# [Exercise]
As an exercise in exact copying, transcribe the lines below from the one holding "Reverse-engineer this chart into JSON." through the last, with both ends included and pictures left out.

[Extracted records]
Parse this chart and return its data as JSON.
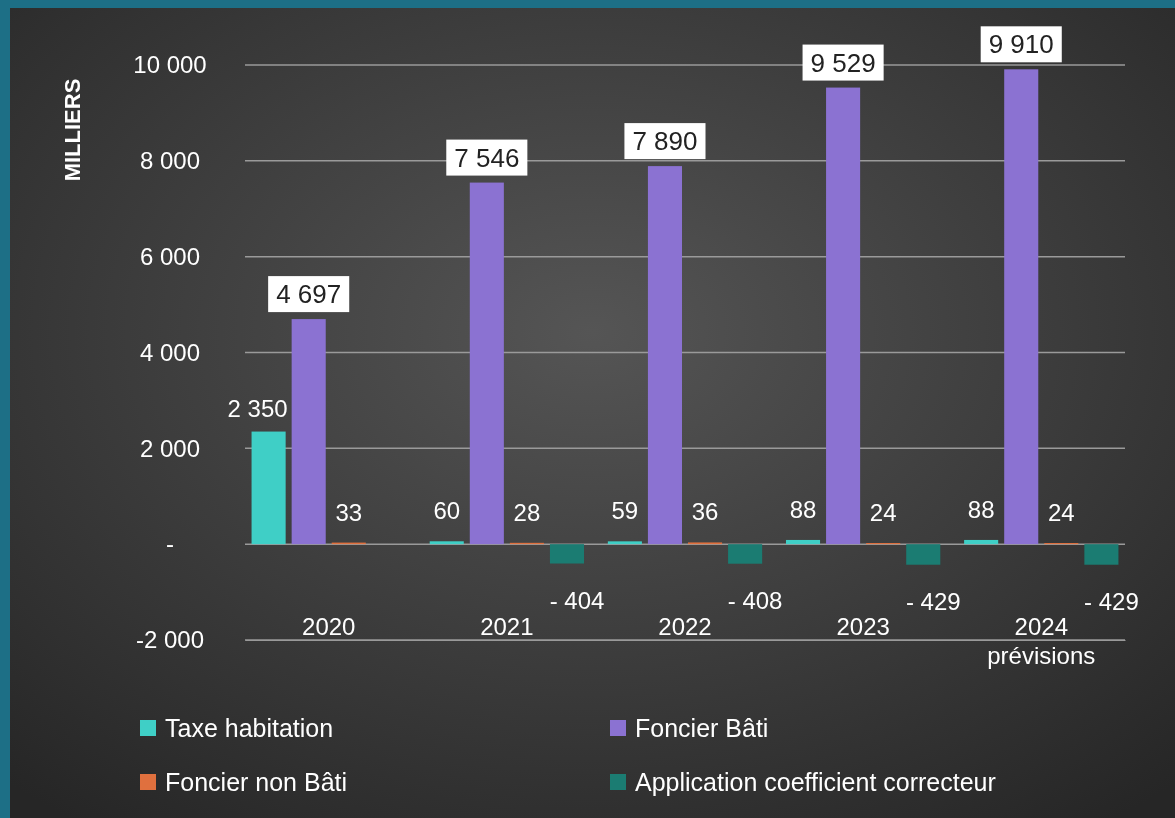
{
  "chart_data": {
    "type": "bar",
    "ylabel": "MILLIERS",
    "categories": [
      "2020",
      "2021",
      "2022",
      "2023",
      "2024\nprévisions"
    ],
    "series": [
      {
        "name": "Taxe habitation",
        "color": "#3fcfc6",
        "values": [
          2350,
          60,
          59,
          88,
          88
        ],
        "value_labels": [
          "2 350",
          "60",
          "59",
          "88",
          "88"
        ]
      },
      {
        "name": "Foncier Bâti",
        "color": "#8b72d2",
        "values": [
          4697,
          7546,
          7890,
          9529,
          9910
        ],
        "value_labels": [
          "4 697",
          "7 546",
          "7 890",
          "9 529",
          "9 910"
        ]
      },
      {
        "name": "Foncier non Bâti",
        "color": "#e0703e",
        "values": [
          33,
          28,
          36,
          24,
          24
        ],
        "value_labels": [
          "33",
          "28",
          "36",
          "24",
          "24"
        ]
      },
      {
        "name": "Application coefficient correcteur",
        "color": "#1b7c72",
        "values": [
          null,
          -404,
          -408,
          -429,
          -429
        ],
        "value_labels": [
          null,
          "- 404",
          "- 408",
          "- 429",
          "- 429"
        ]
      }
    ],
    "ylim": [
      -2000,
      10000
    ],
    "yticks": [
      {
        "value": -2000,
        "label": "-2 000"
      },
      {
        "value": 0,
        "label": "-"
      },
      {
        "value": 2000,
        "label": "2 000"
      },
      {
        "value": 4000,
        "label": "4 000"
      },
      {
        "value": 6000,
        "label": "6 000"
      },
      {
        "value": 8000,
        "label": "8 000"
      },
      {
        "value": 10000,
        "label": "10 000"
      }
    ],
    "grid": "y",
    "legend": "bottom"
  }
}
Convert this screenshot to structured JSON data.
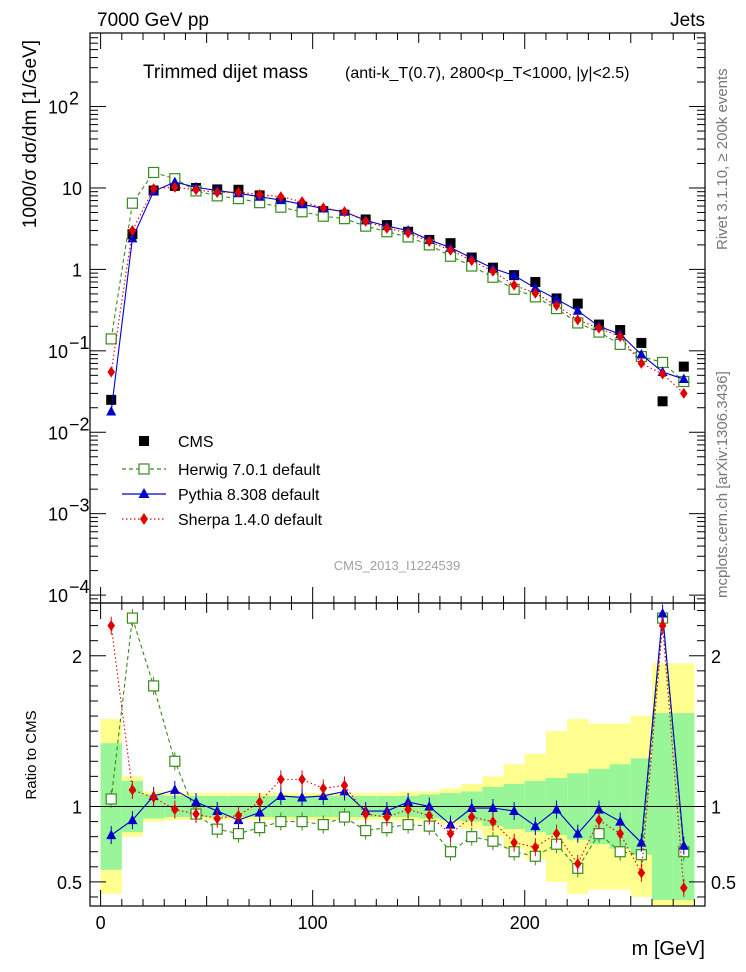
{
  "header": {
    "energy_label": "7000 GeV pp",
    "jets_label": "Jets"
  },
  "side": {
    "rivet": "Rivet 3.1.10, ≥ 200k events",
    "mcplots": "mcplots.cern.ch [arXiv:1306.3436]"
  },
  "watermark": "CMS_2013_I1224539",
  "colors": {
    "cms": "#000000",
    "herwig": "#3a8a1e",
    "pythia": "#0000cc",
    "sherpa": "#e00000",
    "band_inner": "#98f598",
    "band_outer": "#ffff90"
  },
  "chart_data": [
    {
      "type": "scatter",
      "title": "Trimmed dijet mass",
      "title_detail": "(anti-k_T(0.7), 2800<p_T<1000, |y|<2.5)",
      "ylabel": "1000/σ dσ/dm [1/GeV]",
      "yscale": "log",
      "ylim": [
        8e-05,
        800
      ],
      "xlim": [
        -5,
        285
      ],
      "yticks": [
        {
          "v": 100,
          "b": "10",
          "e": "2"
        },
        {
          "v": 10,
          "b": "10",
          "e": ""
        },
        {
          "v": 1,
          "b": "1",
          "e": ""
        },
        {
          "v": 0.1,
          "b": "10",
          "e": "−1"
        },
        {
          "v": 0.01,
          "b": "10",
          "e": "−2"
        },
        {
          "v": 0.001,
          "b": "10",
          "e": "−3"
        },
        {
          "v": 0.0001,
          "b": "10",
          "e": "−4"
        }
      ],
      "x": [
        5,
        15,
        25,
        35,
        45,
        55,
        65,
        75,
        85,
        95,
        105,
        115,
        125,
        135,
        145,
        155,
        165,
        175,
        185,
        195,
        205,
        215,
        225,
        235,
        245,
        255,
        265,
        275
      ],
      "series": [
        {
          "name": "CMS",
          "key": "cms",
          "marker": "square",
          "values": [
            0.025,
            2.7,
            9.3,
            10.6,
            10.0,
            9.6,
            9.5,
            8.1,
            6.6,
            5.9,
            5.2,
            4.7,
            4.1,
            3.5,
            2.9,
            2.3,
            2.1,
            1.4,
            1.05,
            0.85,
            0.7,
            0.44,
            0.38,
            0.21,
            0.18,
            0.125,
            0.024,
            0.064
          ]
        },
        {
          "name": "Herwig 7.0.1 default",
          "key": "herwig",
          "marker": "open-square",
          "values": [
            0.14,
            6.5,
            15.5,
            13.0,
            9.2,
            8.0,
            7.4,
            6.6,
            5.8,
            5.1,
            4.5,
            4.2,
            3.4,
            2.9,
            2.5,
            2.0,
            1.45,
            1.1,
            0.8,
            0.57,
            0.46,
            0.33,
            0.22,
            0.17,
            0.12,
            0.085,
            0.072,
            0.042
          ]
        },
        {
          "name": "Pythia 8.308 default",
          "key": "pythia",
          "marker": "triangle",
          "values": [
            0.018,
            2.4,
            9.1,
            11.8,
            10.2,
            9.3,
            8.6,
            7.8,
            7.1,
            6.3,
            5.6,
            5.1,
            4.0,
            3.4,
            3.0,
            2.3,
            1.85,
            1.38,
            1.03,
            0.84,
            0.59,
            0.43,
            0.31,
            0.2,
            0.16,
            0.09,
            0.055,
            0.045
          ]
        },
        {
          "name": "Sherpa 1.4.0 default",
          "key": "sherpa",
          "marker": "diamond",
          "values": [
            0.055,
            3.0,
            9.8,
            10.2,
            9.5,
            8.8,
            8.9,
            8.3,
            7.8,
            6.8,
            5.7,
            5.1,
            3.9,
            3.2,
            2.8,
            2.2,
            1.72,
            1.28,
            0.95,
            0.64,
            0.51,
            0.36,
            0.24,
            0.19,
            0.15,
            0.07,
            0.052,
            0.03
          ]
        }
      ]
    },
    {
      "type": "line",
      "xlabel": "m [GeV]",
      "ylabel": "Ratio to CMS",
      "ylim": [
        0.34,
        2.35
      ],
      "xlim": [
        -5,
        285
      ],
      "xticks": [
        0,
        100,
        200
      ],
      "yticks": [
        0.5,
        1,
        2
      ],
      "x": [
        5,
        15,
        25,
        35,
        45,
        55,
        65,
        75,
        85,
        95,
        105,
        115,
        125,
        135,
        145,
        155,
        165,
        175,
        185,
        195,
        205,
        215,
        225,
        235,
        245,
        255,
        265,
        275
      ],
      "band_inner": [
        0.42,
        0.17,
        0.08,
        0.07,
        0.07,
        0.07,
        0.07,
        0.07,
        0.07,
        0.07,
        0.07,
        0.07,
        0.07,
        0.07,
        0.07,
        0.08,
        0.09,
        0.1,
        0.13,
        0.15,
        0.17,
        0.19,
        0.22,
        0.25,
        0.28,
        0.32,
        0.62,
        0.62
      ],
      "band_outer": [
        0.58,
        0.2,
        0.1,
        0.09,
        0.09,
        0.09,
        0.09,
        0.09,
        0.09,
        0.09,
        0.09,
        0.09,
        0.09,
        0.09,
        0.1,
        0.1,
        0.12,
        0.15,
        0.2,
        0.28,
        0.35,
        0.5,
        0.58,
        0.55,
        0.55,
        0.6,
        0.95,
        0.95
      ],
      "series": [
        {
          "name": "Herwig 7.0.1 default",
          "key": "herwig",
          "marker": "open-square",
          "values": [
            1.05,
            2.25,
            1.8,
            1.3,
            0.95,
            0.85,
            0.82,
            0.86,
            0.9,
            0.9,
            0.88,
            0.93,
            0.84,
            0.86,
            0.88,
            0.87,
            0.7,
            0.8,
            0.77,
            0.7,
            0.67,
            0.75,
            0.59,
            0.82,
            0.7,
            0.68,
            2.25,
            0.7
          ]
        },
        {
          "name": "Pythia 8.308 default",
          "key": "pythia",
          "marker": "triangle",
          "values": [
            0.81,
            0.91,
            1.07,
            1.11,
            1.03,
            0.97,
            0.91,
            0.96,
            1.07,
            1.06,
            1.07,
            1.1,
            0.97,
            0.97,
            1.03,
            1.0,
            0.88,
            0.99,
            0.99,
            0.97,
            0.87,
            0.98,
            0.82,
            0.98,
            0.9,
            0.76,
            2.28,
            0.74
          ]
        },
        {
          "name": "Sherpa 1.4.0 default",
          "key": "sherpa",
          "marker": "diamond",
          "values": [
            2.2,
            1.11,
            1.06,
            0.98,
            0.95,
            0.92,
            0.94,
            1.03,
            1.18,
            1.18,
            1.12,
            1.14,
            0.95,
            0.93,
            0.98,
            0.94,
            0.82,
            0.93,
            0.9,
            0.76,
            0.73,
            0.82,
            0.62,
            0.91,
            0.82,
            0.56,
            2.2,
            0.46
          ]
        }
      ]
    }
  ]
}
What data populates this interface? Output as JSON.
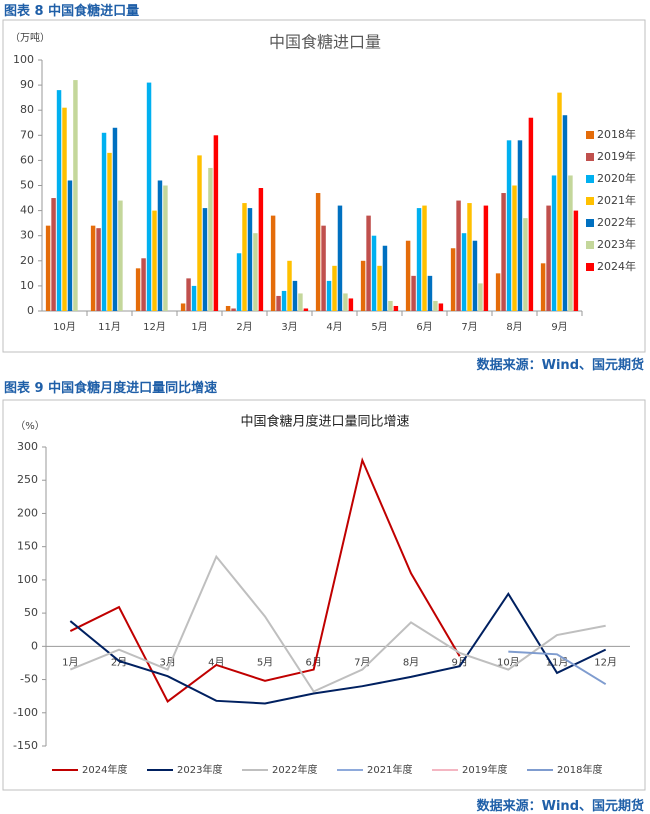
{
  "headers": [
    "图表 8  中国食糖进口量",
    "图表 9  中国食糖月度进口量同比增速"
  ],
  "sources": [
    "数据来源：Wind、国元期货",
    "数据来源：Wind、国元期货"
  ],
  "chart_data": [
    {
      "type": "bar",
      "title": "中国食糖进口量",
      "ylabel": "（万吨）",
      "categories": [
        "10月",
        "11月",
        "12月",
        "1月",
        "2月",
        "3月",
        "4月",
        "5月",
        "6月",
        "7月",
        "8月",
        "9月"
      ],
      "ylim": [
        0,
        100
      ],
      "yticks": [
        0,
        10,
        20,
        30,
        40,
        50,
        60,
        70,
        80,
        90,
        100
      ],
      "grid": false,
      "legend": "right",
      "series": [
        {
          "name": "2018年",
          "color": "#e46c0a",
          "values": [
            34,
            34,
            17,
            3,
            2,
            38,
            47,
            20,
            28,
            25,
            15,
            19
          ]
        },
        {
          "name": "2019年",
          "color": "#c0504d",
          "values": [
            45,
            33,
            21,
            13,
            1,
            6,
            34,
            38,
            14,
            44,
            47,
            42
          ]
        },
        {
          "name": "2020年",
          "color": "#00b0f0",
          "values": [
            88,
            71,
            91,
            10,
            23,
            8,
            12,
            30,
            41,
            31,
            68,
            54
          ]
        },
        {
          "name": "2021年",
          "color": "#ffc000",
          "values": [
            81,
            63,
            40,
            62,
            43,
            20,
            18,
            18,
            42,
            43,
            50,
            87
          ]
        },
        {
          "name": "2022年",
          "color": "#0070c0",
          "values": [
            52,
            73,
            52,
            41,
            41,
            12,
            42,
            26,
            14,
            28,
            68,
            78
          ]
        },
        {
          "name": "2023年",
          "color": "#c4d79b",
          "values": [
            92,
            44,
            50,
            57,
            31,
            7,
            7,
            4,
            4,
            11,
            37,
            54
          ]
        },
        {
          "name": "2024年",
          "color": "#ff0000",
          "values": [
            null,
            null,
            null,
            70,
            49,
            1,
            5,
            2,
            3,
            42,
            77,
            40
          ]
        }
      ]
    },
    {
      "type": "line",
      "title": "中国食糖月度进口量同比增速",
      "ylabel": "（%）",
      "categories": [
        "1月",
        "2月",
        "3月",
        "4月",
        "5月",
        "6月",
        "7月",
        "8月",
        "9月",
        "10月",
        "11月",
        "12月"
      ],
      "ylim": [
        -150,
        300
      ],
      "yticks": [
        -150,
        -100,
        -50,
        0,
        50,
        100,
        150,
        200,
        250,
        300
      ],
      "grid": false,
      "legend": "bottom",
      "series": [
        {
          "name": "2024年度",
          "color": "#c00000",
          "values": [
            23,
            59,
            -83,
            -28,
            -52,
            -35,
            280,
            110,
            -15,
            null,
            null,
            null
          ]
        },
        {
          "name": "2023年度",
          "color": "#002060",
          "values": [
            38,
            -22,
            -45,
            -82,
            -86,
            -71,
            -60,
            -46,
            -30,
            79,
            -40,
            -5
          ]
        },
        {
          "name": "2022年度",
          "color": "#bfbfbf",
          "values": [
            -35,
            -5,
            -35,
            135,
            45,
            -68,
            -35,
            36,
            -10,
            -35,
            17,
            31
          ]
        },
        {
          "name": "2021年度",
          "color": "#8eaadb",
          "values": [
            null,
            null,
            null,
            null,
            null,
            null,
            null,
            null,
            null,
            null,
            null,
            null
          ]
        },
        {
          "name": "2019年度",
          "color": "#f4b6c2",
          "values": [
            null,
            null,
            null,
            null,
            null,
            null,
            null,
            null,
            null,
            null,
            null,
            null
          ]
        },
        {
          "name": "2018年度",
          "color": "#7f9ccf",
          "values": [
            null,
            null,
            null,
            null,
            null,
            null,
            null,
            null,
            null,
            -8,
            -12,
            -57
          ]
        }
      ]
    }
  ]
}
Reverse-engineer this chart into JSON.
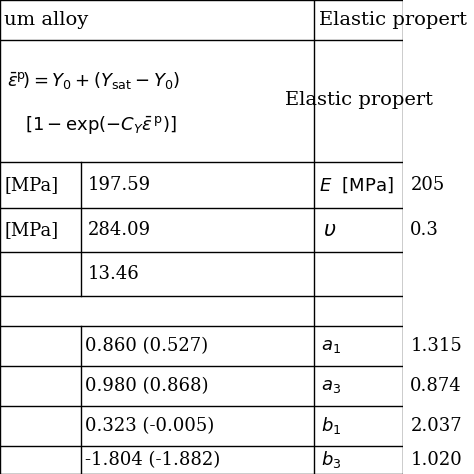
{
  "bg_color": "#ffffff",
  "line_color": "#000000",
  "text_color": "#000000",
  "font_size": 13,
  "title_row": {
    "left": "um alloy",
    "right": "Elastic propert"
  },
  "formula_lines": [
    "$\\left.\\bar{\\varepsilon}^{\\mathrm{p}}\\right) = Y_0 + \\left(Y_{\\mathrm{sat}} - Y_0\\right)$",
    "$\\left[1 - \\exp\\left(-C_Y \\bar{\\varepsilon}^{\\mathrm{p}}\\right)\\right]$"
  ],
  "mid_rows": [
    [
      "[MPa]",
      "197.59",
      "$E$  [MPa]",
      "205"
    ],
    [
      "[MPa]",
      "284.09",
      "$\\upsilon$",
      "0.3"
    ],
    [
      "",
      "13.46",
      "",
      ""
    ]
  ],
  "bottom_rows": [
    [
      "",
      "0.860 (0.527)",
      "$a_1$",
      "1.315"
    ],
    [
      "",
      "0.980 (0.868)",
      "$a_3$",
      "0.874"
    ],
    [
      "",
      "0.323 (-0.005)",
      "$b_1$",
      "2.037"
    ],
    [
      "",
      "-1.804 (-1.882)",
      "$b_3$",
      "1.020"
    ]
  ]
}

# [Answer below]
Reverse-engineer this chart into JSON.
{
  "bg_color": "#ffffff",
  "line_color": "#000000",
  "text_color": "#000000",
  "font_size": 13,
  "title_row": {
    "left": "um alloy",
    "right": "Elastic propert"
  },
  "formula_lines": [
    "$\\left.\\bar{\\varepsilon}^{\\mathrm{p}}\\right) = Y_0 + \\left(Y_{\\mathrm{sat}} - Y_0\\right)$",
    "$\\left[1 - \\exp\\left(-C_Y \\bar{\\varepsilon}^{\\mathrm{p}}\\right)\\right]$"
  ],
  "mid_rows": [
    [
      "[MPa]",
      "197.59",
      "$E$  [MPa]",
      "205"
    ],
    [
      "[MPa]",
      "284.09",
      "$\\upsilon$",
      "0.3"
    ],
    [
      "",
      "13.46",
      "",
      ""
    ]
  ],
  "bottom_rows": [
    [
      "",
      "0.860 (0.527)",
      "$a_1$",
      "1.315"
    ],
    [
      "",
      "0.980 (0.868)",
      "$a_3$",
      "0.874"
    ],
    [
      "",
      "0.323 (-0.005)",
      "$b_1$",
      "2.037"
    ],
    [
      "",
      "-1.804 (-1.882)",
      "$b_3$",
      "1.020"
    ]
  ]
}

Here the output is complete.